# Prompt
Search the records below for the word "nerui" and show every line where it occurs.

# Listed records
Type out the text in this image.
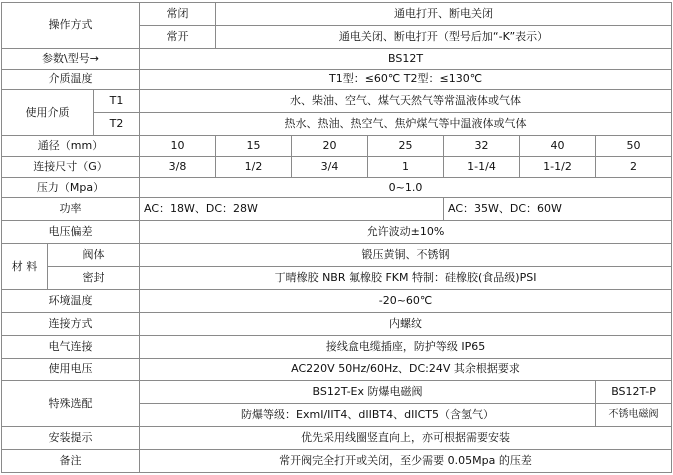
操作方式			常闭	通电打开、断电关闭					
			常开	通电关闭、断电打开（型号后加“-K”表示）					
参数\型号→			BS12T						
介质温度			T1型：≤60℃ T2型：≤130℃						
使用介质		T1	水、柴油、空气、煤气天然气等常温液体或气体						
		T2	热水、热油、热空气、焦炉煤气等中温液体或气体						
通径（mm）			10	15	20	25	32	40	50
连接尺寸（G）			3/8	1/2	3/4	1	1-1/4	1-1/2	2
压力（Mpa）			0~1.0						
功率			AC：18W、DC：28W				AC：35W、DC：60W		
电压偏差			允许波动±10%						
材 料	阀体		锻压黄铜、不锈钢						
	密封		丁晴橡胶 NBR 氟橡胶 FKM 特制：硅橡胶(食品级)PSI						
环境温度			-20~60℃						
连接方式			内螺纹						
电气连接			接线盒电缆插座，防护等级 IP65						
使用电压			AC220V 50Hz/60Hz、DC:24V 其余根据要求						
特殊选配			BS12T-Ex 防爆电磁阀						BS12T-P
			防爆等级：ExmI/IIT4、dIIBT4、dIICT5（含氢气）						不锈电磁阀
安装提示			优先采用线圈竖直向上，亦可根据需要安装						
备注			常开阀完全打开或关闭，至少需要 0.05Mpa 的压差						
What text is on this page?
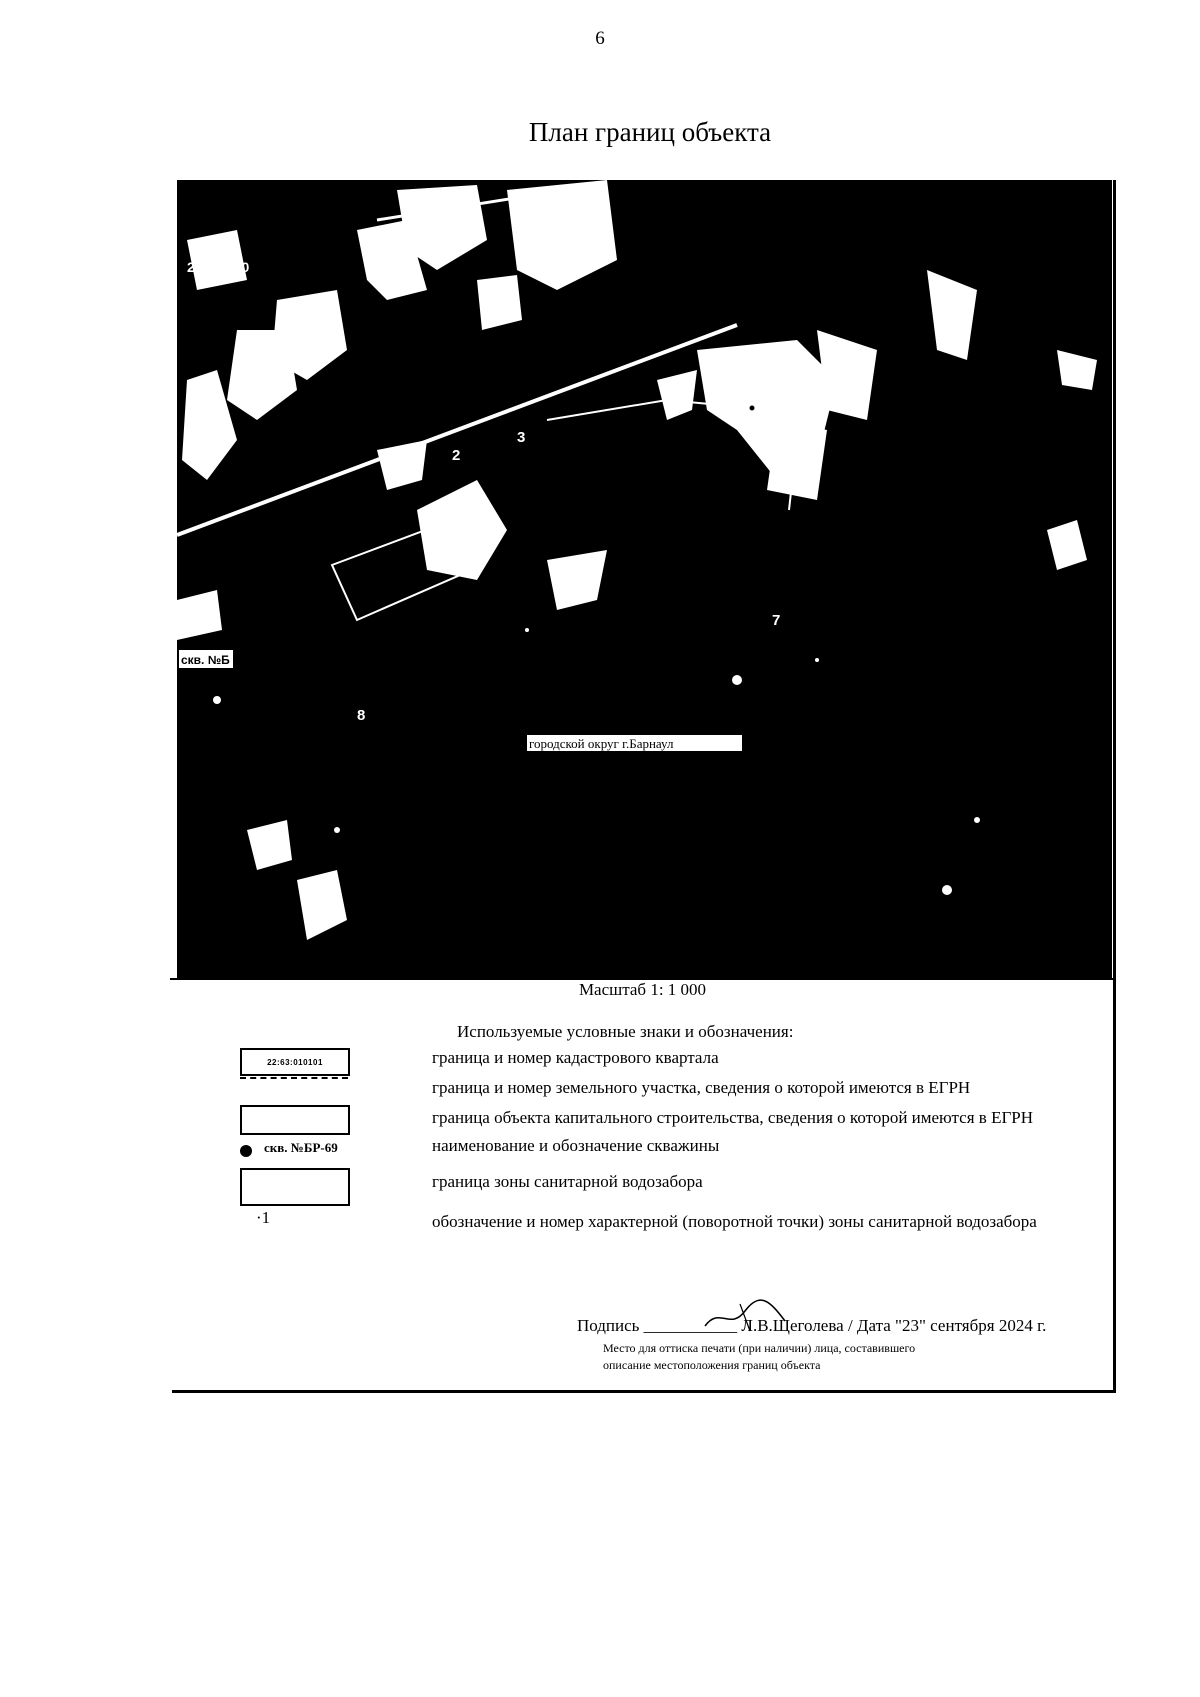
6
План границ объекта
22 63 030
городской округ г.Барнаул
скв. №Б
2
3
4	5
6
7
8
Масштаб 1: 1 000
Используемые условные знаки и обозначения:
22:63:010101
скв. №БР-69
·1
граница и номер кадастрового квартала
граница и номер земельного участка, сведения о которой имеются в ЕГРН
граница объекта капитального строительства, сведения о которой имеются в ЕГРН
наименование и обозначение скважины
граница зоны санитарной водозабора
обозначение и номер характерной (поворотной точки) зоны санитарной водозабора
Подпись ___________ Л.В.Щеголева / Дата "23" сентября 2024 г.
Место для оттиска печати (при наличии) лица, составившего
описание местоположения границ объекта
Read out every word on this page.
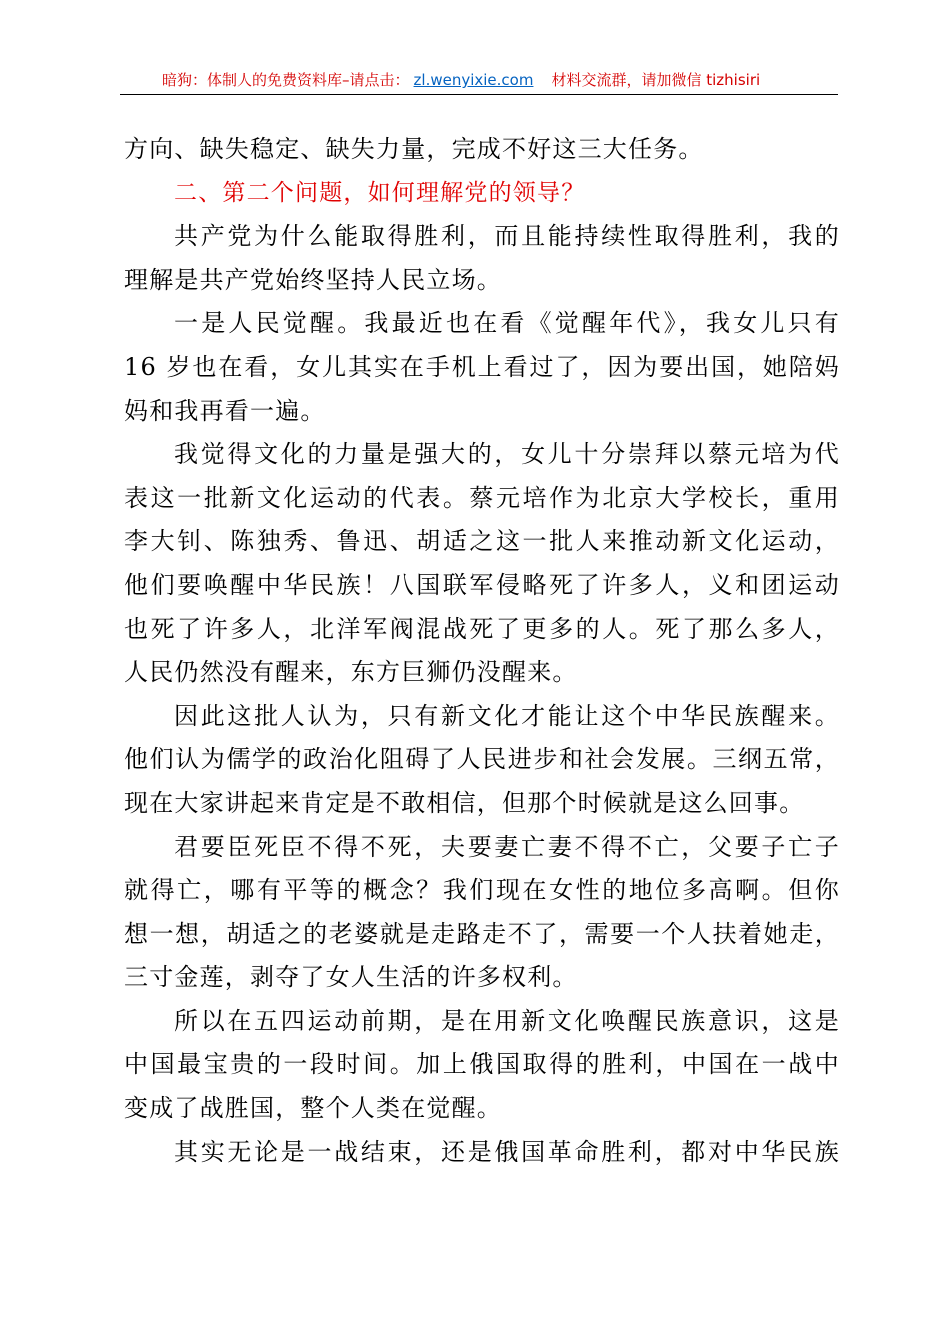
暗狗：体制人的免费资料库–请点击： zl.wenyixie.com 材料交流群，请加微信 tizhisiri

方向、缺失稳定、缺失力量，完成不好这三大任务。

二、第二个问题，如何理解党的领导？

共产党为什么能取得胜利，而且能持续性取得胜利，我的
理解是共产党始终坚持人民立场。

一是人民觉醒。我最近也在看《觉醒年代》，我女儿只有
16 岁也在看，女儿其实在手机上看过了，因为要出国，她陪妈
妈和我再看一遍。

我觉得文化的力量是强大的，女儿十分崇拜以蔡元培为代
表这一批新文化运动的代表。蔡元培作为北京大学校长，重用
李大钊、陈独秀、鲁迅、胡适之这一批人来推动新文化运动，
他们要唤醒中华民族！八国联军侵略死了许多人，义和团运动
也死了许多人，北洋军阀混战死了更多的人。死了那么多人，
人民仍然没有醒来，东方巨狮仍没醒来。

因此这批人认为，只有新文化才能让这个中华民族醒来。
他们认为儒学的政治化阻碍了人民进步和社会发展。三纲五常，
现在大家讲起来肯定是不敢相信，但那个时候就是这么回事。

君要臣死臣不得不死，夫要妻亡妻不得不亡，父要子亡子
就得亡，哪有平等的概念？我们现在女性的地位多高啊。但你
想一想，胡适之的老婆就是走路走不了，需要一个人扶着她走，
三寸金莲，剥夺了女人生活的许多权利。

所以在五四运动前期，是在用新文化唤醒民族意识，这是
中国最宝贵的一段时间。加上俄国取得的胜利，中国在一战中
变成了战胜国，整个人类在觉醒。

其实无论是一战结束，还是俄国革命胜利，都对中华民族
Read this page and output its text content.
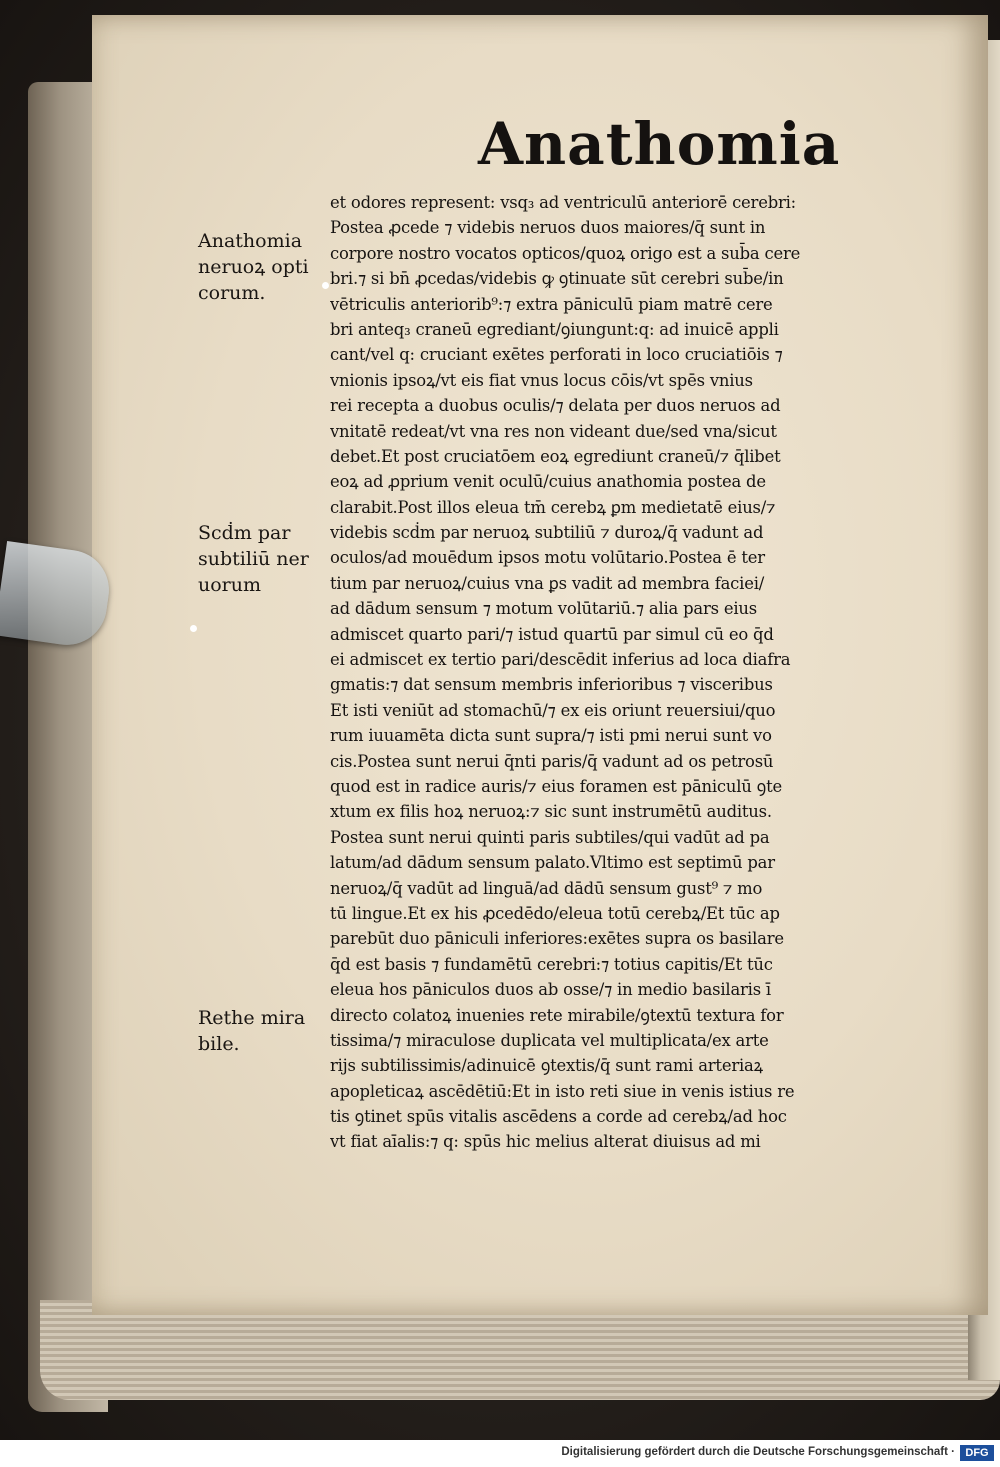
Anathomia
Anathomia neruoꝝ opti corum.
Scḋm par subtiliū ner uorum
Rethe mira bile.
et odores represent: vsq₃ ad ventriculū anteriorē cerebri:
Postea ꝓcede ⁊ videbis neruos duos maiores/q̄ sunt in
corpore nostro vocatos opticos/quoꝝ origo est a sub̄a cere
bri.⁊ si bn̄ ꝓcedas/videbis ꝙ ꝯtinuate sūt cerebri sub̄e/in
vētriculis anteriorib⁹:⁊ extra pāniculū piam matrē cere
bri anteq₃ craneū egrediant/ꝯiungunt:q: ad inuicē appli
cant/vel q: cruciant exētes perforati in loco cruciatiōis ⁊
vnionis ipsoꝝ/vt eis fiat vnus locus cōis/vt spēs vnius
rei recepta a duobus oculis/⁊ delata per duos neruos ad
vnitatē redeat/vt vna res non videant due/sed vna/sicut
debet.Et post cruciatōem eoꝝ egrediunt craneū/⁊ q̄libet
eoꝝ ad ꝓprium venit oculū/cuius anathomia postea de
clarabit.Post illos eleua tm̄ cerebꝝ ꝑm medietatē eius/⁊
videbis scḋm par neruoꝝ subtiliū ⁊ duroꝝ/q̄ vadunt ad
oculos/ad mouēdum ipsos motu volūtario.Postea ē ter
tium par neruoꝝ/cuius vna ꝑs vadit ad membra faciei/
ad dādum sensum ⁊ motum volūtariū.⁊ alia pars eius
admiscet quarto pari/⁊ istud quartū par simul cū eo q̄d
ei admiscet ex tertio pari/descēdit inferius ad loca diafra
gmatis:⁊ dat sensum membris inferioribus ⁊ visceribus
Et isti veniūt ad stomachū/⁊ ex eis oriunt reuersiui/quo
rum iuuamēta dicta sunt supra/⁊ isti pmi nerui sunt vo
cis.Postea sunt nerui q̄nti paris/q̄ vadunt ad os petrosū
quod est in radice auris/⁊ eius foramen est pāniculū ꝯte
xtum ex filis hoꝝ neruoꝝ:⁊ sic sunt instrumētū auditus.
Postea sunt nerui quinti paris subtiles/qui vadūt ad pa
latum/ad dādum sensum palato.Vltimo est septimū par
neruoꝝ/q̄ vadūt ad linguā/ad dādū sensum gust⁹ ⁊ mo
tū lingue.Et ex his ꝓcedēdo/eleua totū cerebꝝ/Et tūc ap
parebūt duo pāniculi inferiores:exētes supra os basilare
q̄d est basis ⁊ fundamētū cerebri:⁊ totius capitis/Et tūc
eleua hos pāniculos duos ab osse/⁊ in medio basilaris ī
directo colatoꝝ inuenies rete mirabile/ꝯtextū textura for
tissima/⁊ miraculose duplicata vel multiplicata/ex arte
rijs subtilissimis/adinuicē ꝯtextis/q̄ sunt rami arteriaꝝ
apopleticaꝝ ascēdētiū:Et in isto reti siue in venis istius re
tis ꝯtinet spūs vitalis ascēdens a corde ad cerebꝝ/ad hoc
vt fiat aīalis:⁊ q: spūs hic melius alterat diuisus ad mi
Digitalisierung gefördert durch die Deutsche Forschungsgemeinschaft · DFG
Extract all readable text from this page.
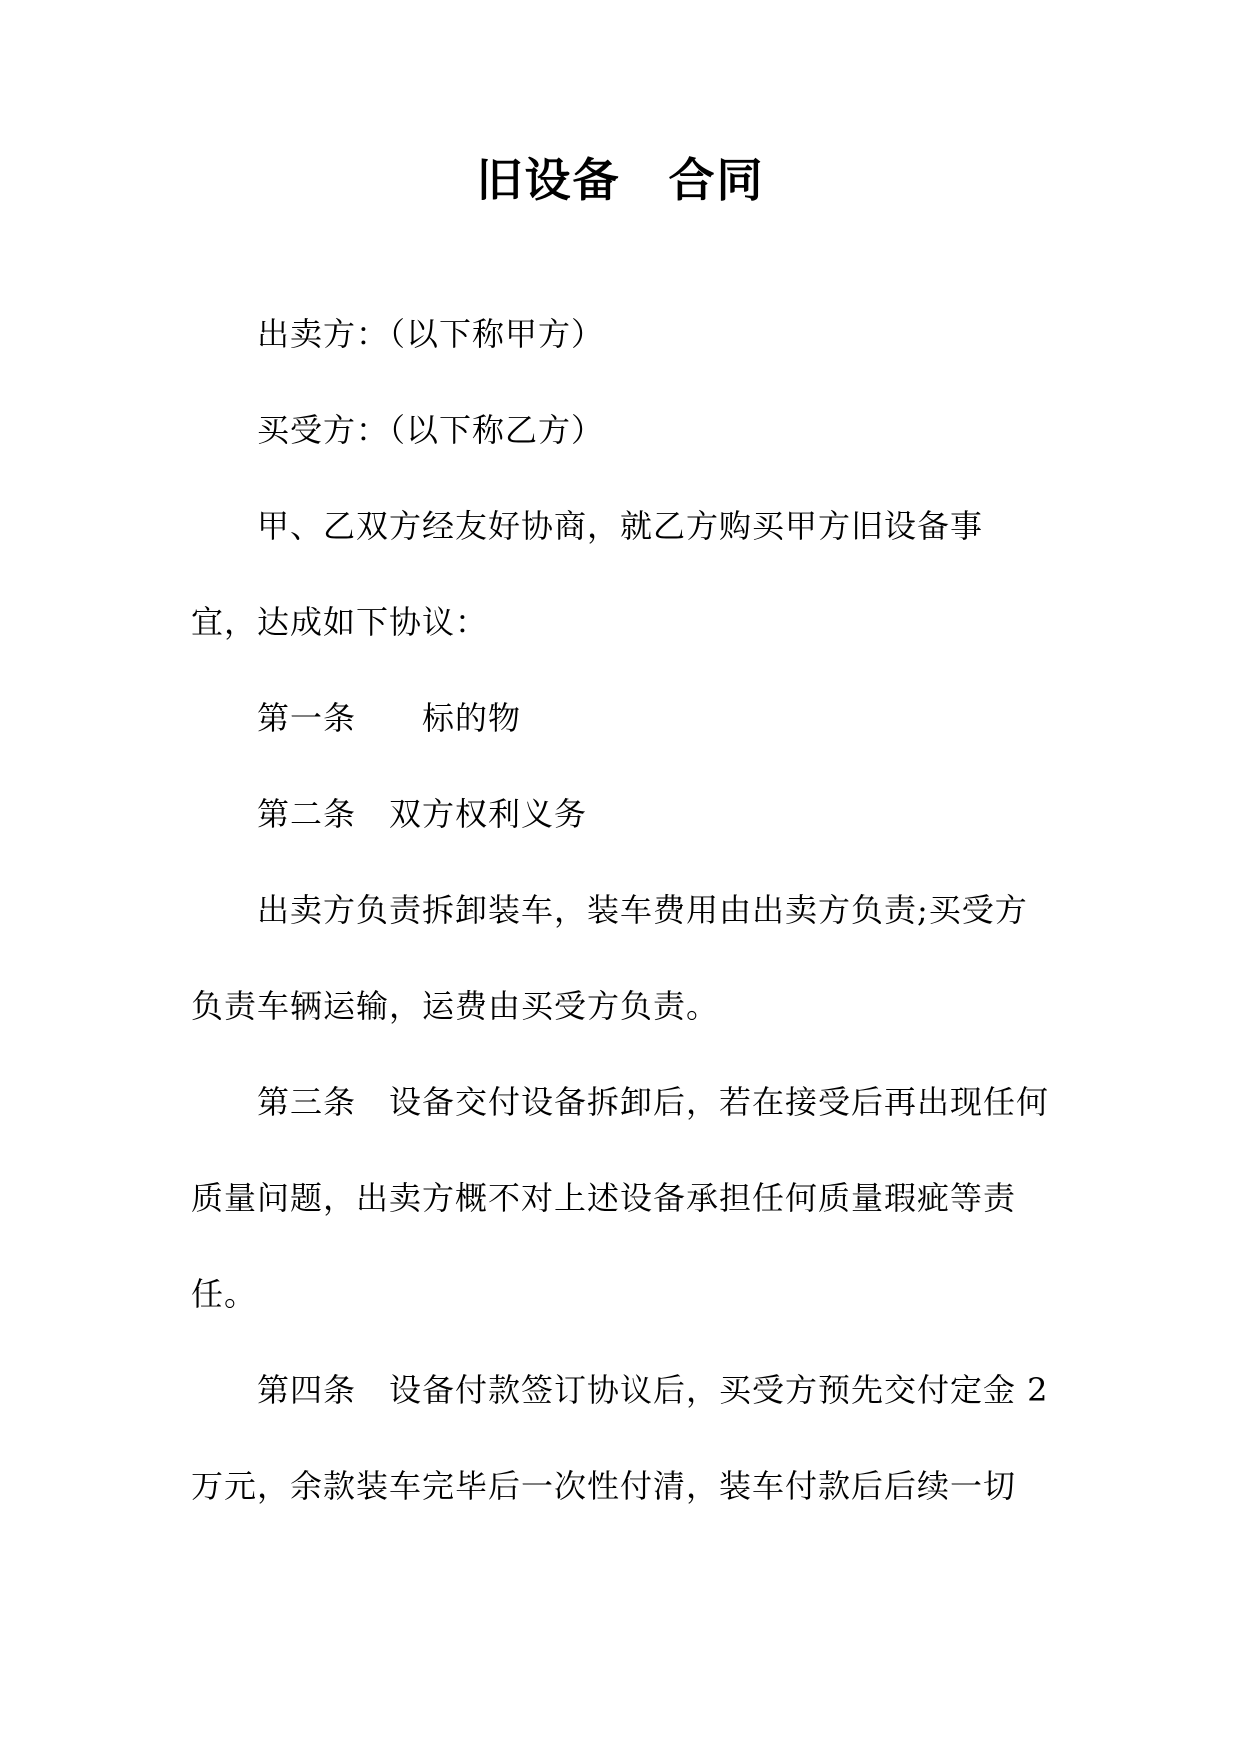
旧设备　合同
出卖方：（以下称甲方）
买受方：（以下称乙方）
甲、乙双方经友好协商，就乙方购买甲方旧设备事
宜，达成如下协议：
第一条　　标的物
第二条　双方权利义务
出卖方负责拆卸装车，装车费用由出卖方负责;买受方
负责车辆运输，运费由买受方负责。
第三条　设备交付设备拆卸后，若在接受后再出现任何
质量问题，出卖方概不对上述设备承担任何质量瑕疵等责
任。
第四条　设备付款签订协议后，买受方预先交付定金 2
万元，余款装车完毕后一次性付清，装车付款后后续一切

# Solution for this problem
rum iuuamēta dicta sunt supra/⁊ isti pmi nerui sunt vo
cis.Postea sunt nerui q̄nti paris/q̄ vadunt ad os petrosū
Postea sunt nerui quinti paris subtiles/qui vadūt ad pa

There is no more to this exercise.